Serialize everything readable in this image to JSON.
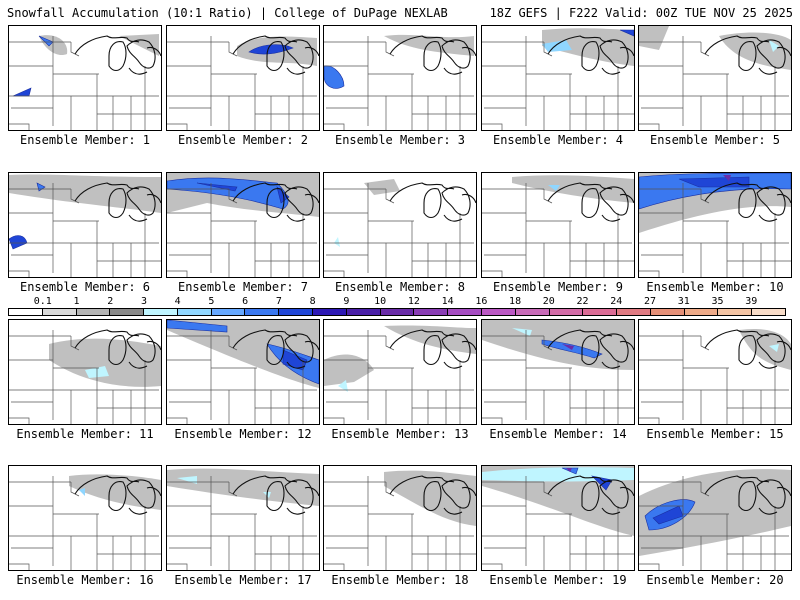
{
  "header": {
    "title": "Snowfall Accumulation (10:1 Ratio) | College of DuPage NEXLAB",
    "run_info": "18Z GEFS | F222 Valid: 00Z TUE NOV 25 2025"
  },
  "legend": {
    "labels": [
      "0.1",
      "1",
      "2",
      "3",
      "4",
      "5",
      "6",
      "7",
      "8",
      "9",
      "10",
      "12",
      "14",
      "16",
      "18",
      "20",
      "22",
      "24",
      "27",
      "31",
      "35",
      "39"
    ],
    "colors": [
      "#ffffff",
      "#d8d8d8",
      "#b4b4b4",
      "#8a8a8a",
      "#bff5ff",
      "#8fd6ff",
      "#66a8ff",
      "#3a78f0",
      "#1f45d6",
      "#2d18b5",
      "#4a1fa8",
      "#6a2ca8",
      "#8a3db5",
      "#a64cc2",
      "#bb58c4",
      "#c86ab8",
      "#d46ca8",
      "#dc6c96",
      "#e07a82",
      "#e69078",
      "#eeaa88",
      "#f4c4a4",
      "#f8dcc8"
    ]
  },
  "panels": [
    {
      "label": "Ensemble Member: 1"
    },
    {
      "label": "Ensemble Member: 2"
    },
    {
      "label": "Ensemble Member: 3"
    },
    {
      "label": "Ensemble Member: 4"
    },
    {
      "label": "Ensemble Member: 5"
    },
    {
      "label": "Ensemble Member: 6"
    },
    {
      "label": "Ensemble Member: 7"
    },
    {
      "label": "Ensemble Member: 8"
    },
    {
      "label": "Ensemble Member: 9"
    },
    {
      "label": "Ensemble Member: 10"
    },
    {
      "label": "Ensemble Member: 11"
    },
    {
      "label": "Ensemble Member: 12"
    },
    {
      "label": "Ensemble Member: 13"
    },
    {
      "label": "Ensemble Member: 14"
    },
    {
      "label": "Ensemble Member: 15"
    },
    {
      "label": "Ensemble Member: 16"
    },
    {
      "label": "Ensemble Member: 17"
    },
    {
      "label": "Ensemble Member: 18"
    },
    {
      "label": "Ensemble Member: 19"
    },
    {
      "label": "Ensemble Member: 20"
    }
  ]
}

------------------------------------------------

Exercise task
Without the pictures, print the records in full, exactly as they appear.

Complete answer
Serialize everything readable in this image to JSON.
{
  "header": {
    "title": "Snowfall Accumulation (10:1 Ratio) | College of DuPage NEXLAB",
    "run_info": "18Z GEFS | F222 Valid: 00Z TUE NOV 25 2025"
  },
  "legend": {
    "labels": [
      "0.1",
      "1",
      "2",
      "3",
      "4",
      "5",
      "6",
      "7",
      "8",
      "9",
      "10",
      "12",
      "14",
      "16",
      "18",
      "20",
      "22",
      "24",
      "27",
      "31",
      "35",
      "39"
    ],
    "colors": [
      "#ffffff",
      "#d8d8d8",
      "#b4b4b4",
      "#8a8a8a",
      "#bff5ff",
      "#8fd6ff",
      "#66a8ff",
      "#3a78f0",
      "#1f45d6",
      "#2d18b5",
      "#4a1fa8",
      "#6a2ca8",
      "#8a3db5",
      "#a64cc2",
      "#bb58c4",
      "#c86ab8",
      "#d46ca8",
      "#dc6c96",
      "#e07a82",
      "#e69078",
      "#eeaa88",
      "#f4c4a4",
      "#f8dcc8"
    ]
  },
  "panels": [
    {
      "label": "Ensemble Member: 1"
    },
    {
      "label": "Ensemble Member: 2"
    },
    {
      "label": "Ensemble Member: 3"
    },
    {
      "label": "Ensemble Member: 4"
    },
    {
      "label": "Ensemble Member: 5"
    },
    {
      "label": "Ensemble Member: 6"
    },
    {
      "label": "Ensemble Member: 7"
    },
    {
      "label": "Ensemble Member: 8"
    },
    {
      "label": "Ensemble Member: 9"
    },
    {
      "label": "Ensemble Member: 10"
    },
    {
      "label": "Ensemble Member: 11"
    },
    {
      "label": "Ensemble Member: 12"
    },
    {
      "label": "Ensemble Member: 13"
    },
    {
      "label": "Ensemble Member: 14"
    },
    {
      "label": "Ensemble Member: 15"
    },
    {
      "label": "Ensemble Member: 16"
    },
    {
      "label": "Ensemble Member: 17"
    },
    {
      "label": "Ensemble Member: 18"
    },
    {
      "label": "Ensemble Member: 19"
    },
    {
      "label": "Ensemble Member: 20"
    }
  ]
}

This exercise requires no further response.